• _Material to process_
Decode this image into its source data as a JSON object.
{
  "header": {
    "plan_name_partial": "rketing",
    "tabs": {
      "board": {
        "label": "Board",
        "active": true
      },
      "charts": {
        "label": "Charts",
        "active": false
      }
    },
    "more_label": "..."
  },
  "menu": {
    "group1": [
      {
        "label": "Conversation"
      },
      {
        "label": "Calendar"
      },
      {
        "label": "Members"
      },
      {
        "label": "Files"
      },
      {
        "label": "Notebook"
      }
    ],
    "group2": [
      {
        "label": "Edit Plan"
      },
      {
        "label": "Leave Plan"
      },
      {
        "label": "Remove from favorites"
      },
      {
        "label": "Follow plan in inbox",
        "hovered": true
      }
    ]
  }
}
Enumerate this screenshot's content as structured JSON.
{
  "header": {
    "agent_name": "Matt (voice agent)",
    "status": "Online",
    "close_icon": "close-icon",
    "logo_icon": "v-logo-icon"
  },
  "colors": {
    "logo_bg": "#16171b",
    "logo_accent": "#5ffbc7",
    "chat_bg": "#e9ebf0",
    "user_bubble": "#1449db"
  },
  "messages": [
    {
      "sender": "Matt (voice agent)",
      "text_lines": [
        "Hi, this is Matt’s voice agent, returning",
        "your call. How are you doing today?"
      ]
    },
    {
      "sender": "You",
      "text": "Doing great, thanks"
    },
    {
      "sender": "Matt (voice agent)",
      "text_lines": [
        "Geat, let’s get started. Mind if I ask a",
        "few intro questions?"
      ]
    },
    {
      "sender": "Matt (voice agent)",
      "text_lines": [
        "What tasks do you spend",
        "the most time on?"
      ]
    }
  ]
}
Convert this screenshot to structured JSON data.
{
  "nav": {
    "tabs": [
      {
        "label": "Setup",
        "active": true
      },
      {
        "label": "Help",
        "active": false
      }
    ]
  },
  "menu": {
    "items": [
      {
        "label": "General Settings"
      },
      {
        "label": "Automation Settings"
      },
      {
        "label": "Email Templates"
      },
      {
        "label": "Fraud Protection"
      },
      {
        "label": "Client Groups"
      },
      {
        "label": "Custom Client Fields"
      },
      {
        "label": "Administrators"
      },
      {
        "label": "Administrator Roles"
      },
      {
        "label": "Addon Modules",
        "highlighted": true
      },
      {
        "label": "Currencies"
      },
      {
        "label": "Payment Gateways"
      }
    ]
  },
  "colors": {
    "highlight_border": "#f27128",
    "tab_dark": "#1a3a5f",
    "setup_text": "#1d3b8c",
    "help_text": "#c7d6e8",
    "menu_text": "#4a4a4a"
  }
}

• _To be done_
Write out the material from the first line to the last, exactly.

• _Exercise result_
Decode this image into its source data as a JSON object.
{
  "header": {
    "plan_name_partial": "rketing",
    "tabs": {
      "board": {
        "label": "Board",
        "active": true
      },
      "charts": {
        "label": "Charts",
        "active": false
      }
    },
    "more_label": "..."
  },
  "menu": {
    "group1": [
      {
        "label": "Conversation"
      },
      {
        "label": "Calendar"
      },
      {
        "label": "Members"
      },
      {
        "label": "Files"
      },
      {
        "label": "Notebook"
      }
    ],
    "group2": [
      {
        "label": "Edit Plan"
      },
      {
        "label": "Leave Plan"
      },
      {
        "label": "Remove from favorites"
      },
      {
        "label": "Follow plan in inbox",
        "hovered": true
      }
    ]
  }
}
Enumerate this screenshot's content as structured JSON.
{
  "header": {
    "agent_name": "Matt (voice agent)",
    "status": "Online",
    "close_icon": "close-icon",
    "logo_icon": "v-logo-icon"
  },
  "colors": {
    "logo_bg": "#16171b",
    "logo_accent": "#5ffbc7",
    "chat_bg": "#e9ebf0",
    "user_bubble": "#1449db"
  },
  "messages": [
    {
      "sender": "Matt (voice agent)",
      "text_lines": [
        "Hi, this is Matt’s voice agent, returning",
        "your call. How are you doing today?"
      ]
    },
    {
      "sender": "You",
      "text": "Doing great, thanks"
    },
    {
      "sender": "Matt (voice agent)",
      "text_lines": [
        "Geat, let’s get started. Mind if I ask a",
        "few intro questions?"
      ]
    },
    {
      "sender": "Matt (voice agent)",
      "text_lines": [
        "What tasks do you spend",
        "the most time on?"
      ]
    }
  ]
}
Convert this screenshot to structured JSON data.
{
  "nav": {
    "tabs": [
      {
        "label": "Setup",
        "active": true
      },
      {
        "label": "Help",
        "active": false
      }
    ]
  },
  "menu": {
    "items": [
      {
        "label": "General Settings"
      },
      {
        "label": "Automation Settings"
      },
      {
        "label": "Email Templates"
      },
      {
        "label": "Fraud Protection"
      },
      {
        "label": "Client Groups"
      },
      {
        "label": "Custom Client Fields"
      },
      {
        "label": "Administrators"
      },
      {
        "label": "Administrator Roles"
      },
      {
        "label": "Addon Modules",
        "highlighted": true
      },
      {
        "label": "Currencies"
      },
      {
        "label": "Payment Gateways"
      }
    ]
  },
  "colors": {
    "highlight_border": "#f27128",
    "tab_dark": "#1a3a5f",
    "setup_text": "#1d3b8c",
    "help_text": "#c7d6e8",
    "menu_text": "#4a4a4a"
  }
}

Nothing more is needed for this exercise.